Source records

** begin **

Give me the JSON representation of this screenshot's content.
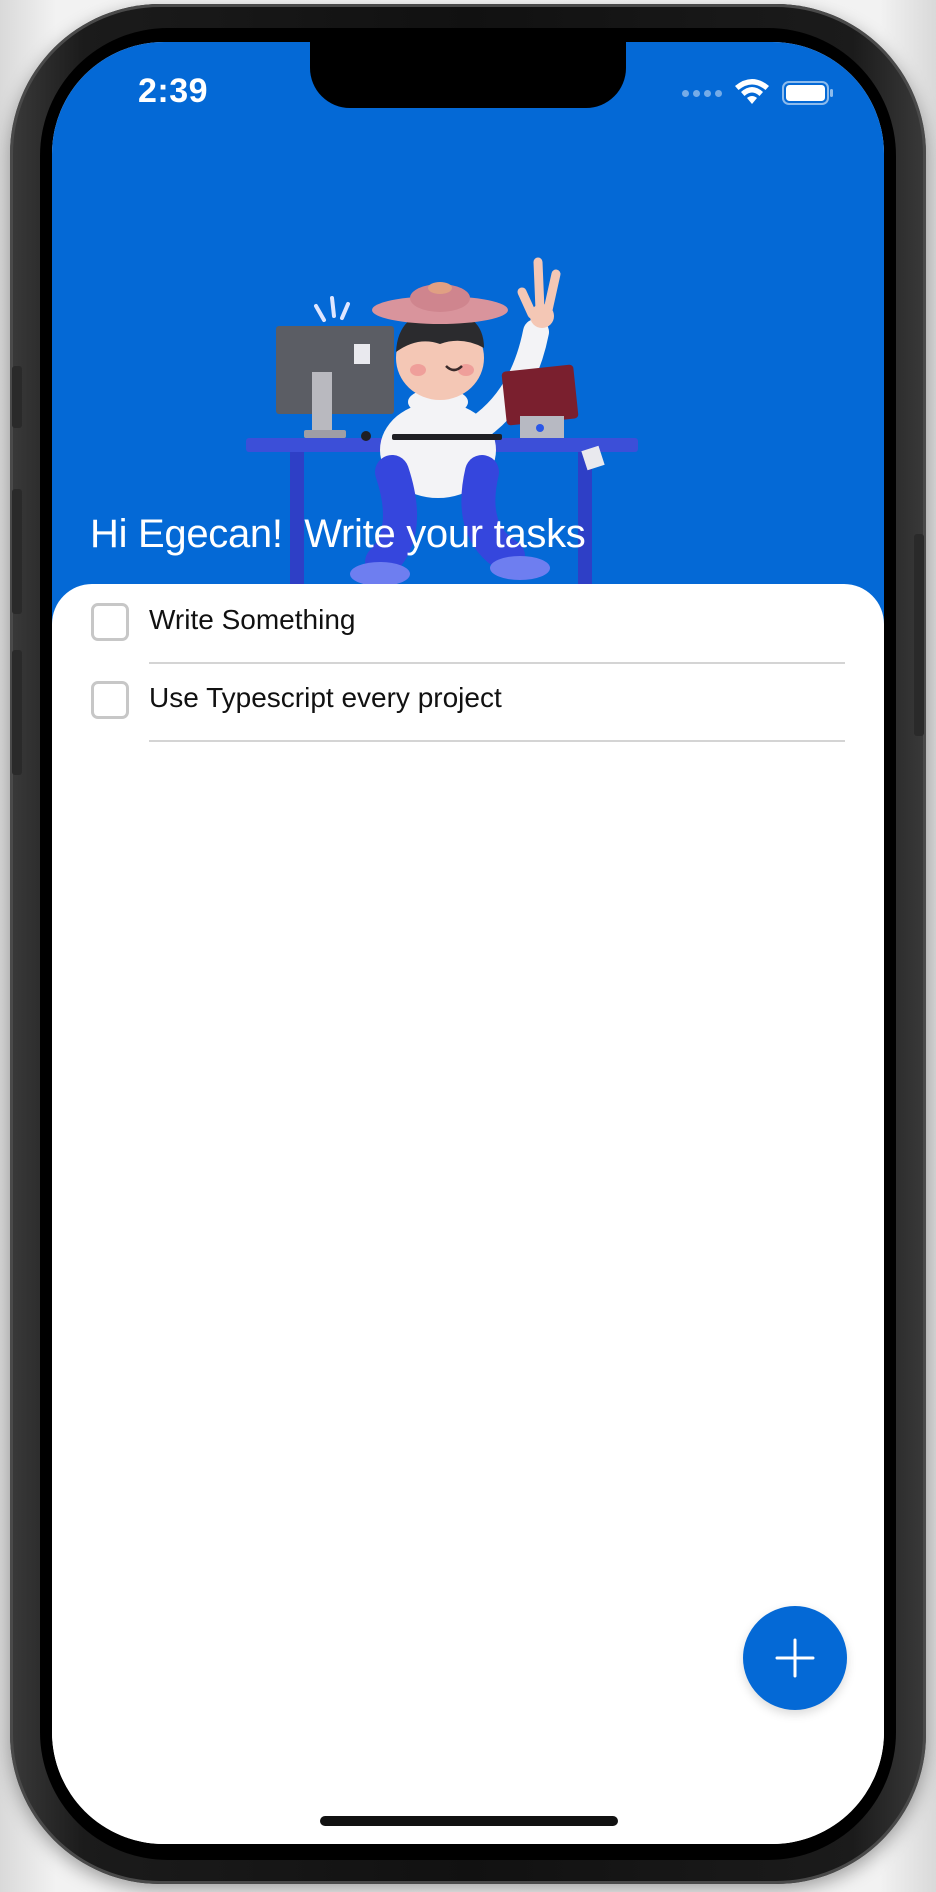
{
  "status_bar": {
    "time": "2:39",
    "signal_icon": "cellular-signal-icon",
    "wifi_icon": "wifi-icon",
    "battery_icon": "battery-icon"
  },
  "header": {
    "greeting": "Hi Egecan!  Write your tasks",
    "background_color": "#0469d6",
    "illustration": "person-at-desk-illustration"
  },
  "tasks": [
    {
      "label": "Write Something",
      "checked": false
    },
    {
      "label": "Use Typescript every project",
      "checked": false
    }
  ],
  "fab": {
    "icon": "plus-icon",
    "color": "#0469d6"
  }
}
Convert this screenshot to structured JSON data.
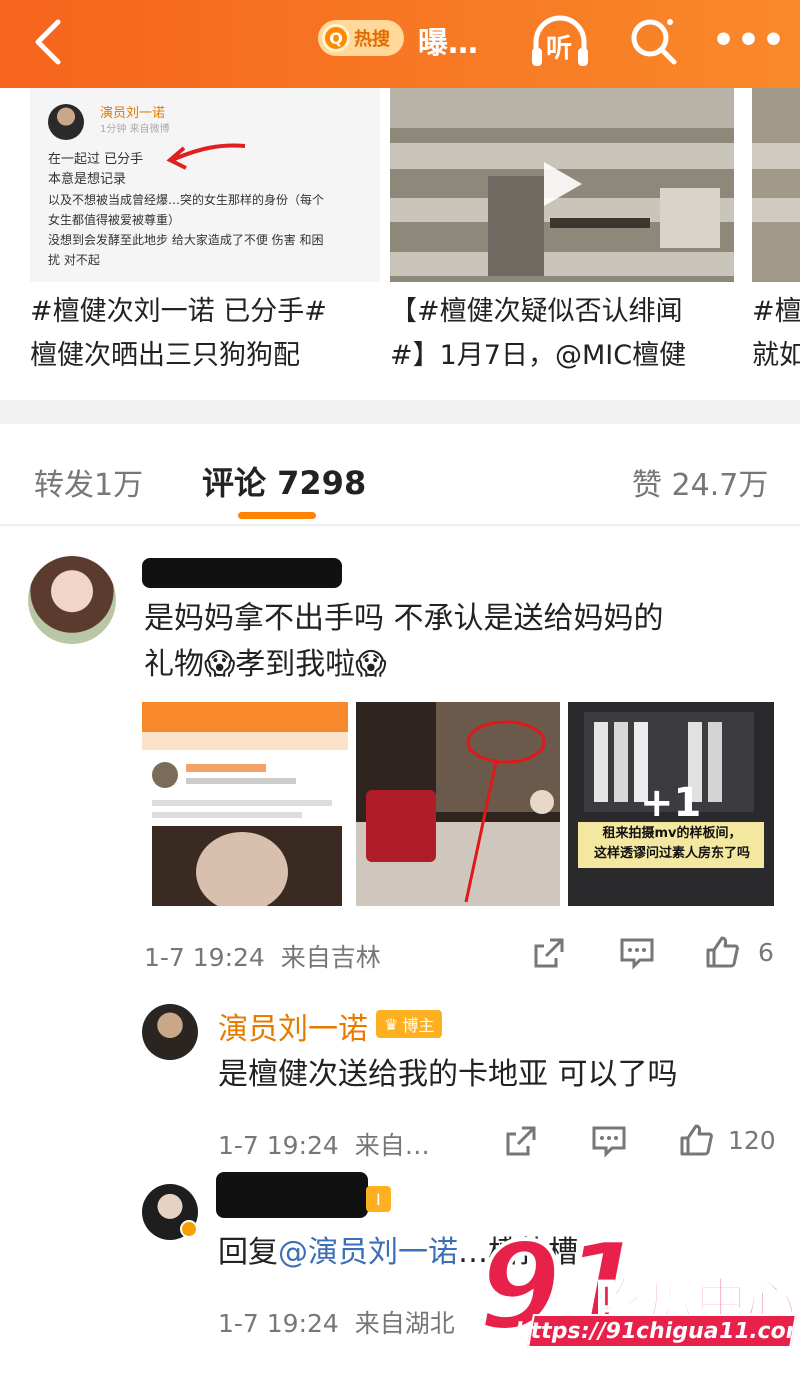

** end **

Return the material exactly as given, apart from the pictures.

Give me the JSON representation of this screenshot's content.
{
  "status_bar": {
    "time": "2:39",
    "signal_icon": "cellular-signal-icon",
    "wifi_icon": "wifi-icon",
    "battery_icon": "battery-icon"
  },
  "header": {
    "greeting": "Hi Egecan!  Write your tasks",
    "background_color": "#0469d6",
    "illustration": "person-at-desk-illustration"
  },
  "tasks": [
    {
      "label": "Write Something",
      "checked": false
    },
    {
      "label": "Use Typescript every project",
      "checked": false
    }
  ],
  "fab": {
    "icon": "plus-icon",
    "color": "#0469d6"
  }
}
Convert this screenshot to structured JSON data.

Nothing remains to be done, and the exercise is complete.